Records from a collection:
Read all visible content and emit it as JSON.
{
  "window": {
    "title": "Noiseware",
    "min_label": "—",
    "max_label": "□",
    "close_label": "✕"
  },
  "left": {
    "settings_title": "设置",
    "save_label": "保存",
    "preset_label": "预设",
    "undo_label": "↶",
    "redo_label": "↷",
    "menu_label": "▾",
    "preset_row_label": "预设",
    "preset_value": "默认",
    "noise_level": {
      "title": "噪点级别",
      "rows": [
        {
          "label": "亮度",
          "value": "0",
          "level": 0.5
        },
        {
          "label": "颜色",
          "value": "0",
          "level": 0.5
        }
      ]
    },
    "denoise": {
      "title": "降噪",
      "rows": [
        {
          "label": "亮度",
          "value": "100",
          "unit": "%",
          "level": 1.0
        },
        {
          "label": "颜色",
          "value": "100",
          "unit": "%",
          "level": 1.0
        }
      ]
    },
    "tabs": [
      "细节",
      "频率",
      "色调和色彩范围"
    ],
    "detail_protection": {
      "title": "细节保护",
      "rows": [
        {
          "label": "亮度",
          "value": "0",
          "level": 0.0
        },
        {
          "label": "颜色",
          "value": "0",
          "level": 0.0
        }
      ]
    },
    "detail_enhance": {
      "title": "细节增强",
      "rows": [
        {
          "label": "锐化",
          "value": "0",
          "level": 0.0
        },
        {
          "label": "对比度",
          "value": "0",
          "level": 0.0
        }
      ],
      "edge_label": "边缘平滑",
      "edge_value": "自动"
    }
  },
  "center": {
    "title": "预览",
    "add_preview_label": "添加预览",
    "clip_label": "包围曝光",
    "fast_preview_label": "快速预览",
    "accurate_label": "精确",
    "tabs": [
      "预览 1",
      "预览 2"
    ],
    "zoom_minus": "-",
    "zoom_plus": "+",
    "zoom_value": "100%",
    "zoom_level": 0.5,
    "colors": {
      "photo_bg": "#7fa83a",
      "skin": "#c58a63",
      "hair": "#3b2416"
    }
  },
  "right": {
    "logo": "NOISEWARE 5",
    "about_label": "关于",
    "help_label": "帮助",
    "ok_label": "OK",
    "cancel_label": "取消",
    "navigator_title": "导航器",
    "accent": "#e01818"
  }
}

** Requirement **
Please set down each line of the records exactly as given.

** Full solution **
Read all visible content and emit it as JSON.
{
  "window": {
    "title": "Noiseware",
    "min_label": "—",
    "max_label": "□",
    "close_label": "✕"
  },
  "left": {
    "settings_title": "设置",
    "save_label": "保存",
    "preset_label": "预设",
    "undo_label": "↶",
    "redo_label": "↷",
    "menu_label": "▾",
    "preset_row_label": "预设",
    "preset_value": "默认",
    "noise_level": {
      "title": "噪点级别",
      "rows": [
        {
          "label": "亮度",
          "value": "0",
          "level": 0.5
        },
        {
          "label": "颜色",
          "value": "0",
          "level": 0.5
        }
      ]
    },
    "denoise": {
      "title": "降噪",
      "rows": [
        {
          "label": "亮度",
          "value": "100",
          "unit": "%",
          "level": 1.0
        },
        {
          "label": "颜色",
          "value": "100",
          "unit": "%",
          "level": 1.0
        }
      ]
    },
    "tabs": [
      "细节",
      "频率",
      "色调和色彩范围"
    ],
    "detail_protection": {
      "title": "细节保护",
      "rows": [
        {
          "label": "亮度",
          "value": "0",
          "level": 0.0
        },
        {
          "label": "颜色",
          "value": "0",
          "level": 0.0
        }
      ]
    },
    "detail_enhance": {
      "title": "细节增强",
      "rows": [
        {
          "label": "锐化",
          "value": "0",
          "level": 0.0
        },
        {
          "label": "对比度",
          "value": "0",
          "level": 0.0
        }
      ],
      "edge_label": "边缘平滑",
      "edge_value": "自动"
    }
  },
  "center": {
    "title": "预览",
    "add_preview_label": "添加预览",
    "clip_label": "包围曝光",
    "fast_preview_label": "快速预览",
    "accurate_label": "精确",
    "tabs": [
      "预览 1",
      "预览 2"
    ],
    "zoom_minus": "-",
    "zoom_plus": "+",
    "zoom_value": "100%",
    "zoom_level": 0.5,
    "colors": {
      "photo_bg": "#7fa83a",
      "skin": "#c58a63",
      "hair": "#3b2416"
    }
  },
  "right": {
    "logo": "NOISEWARE 5",
    "about_label": "关于",
    "help_label": "帮助",
    "ok_label": "OK",
    "cancel_label": "取消",
    "navigator_title": "导航器",
    "accent": "#e01818"
  }
}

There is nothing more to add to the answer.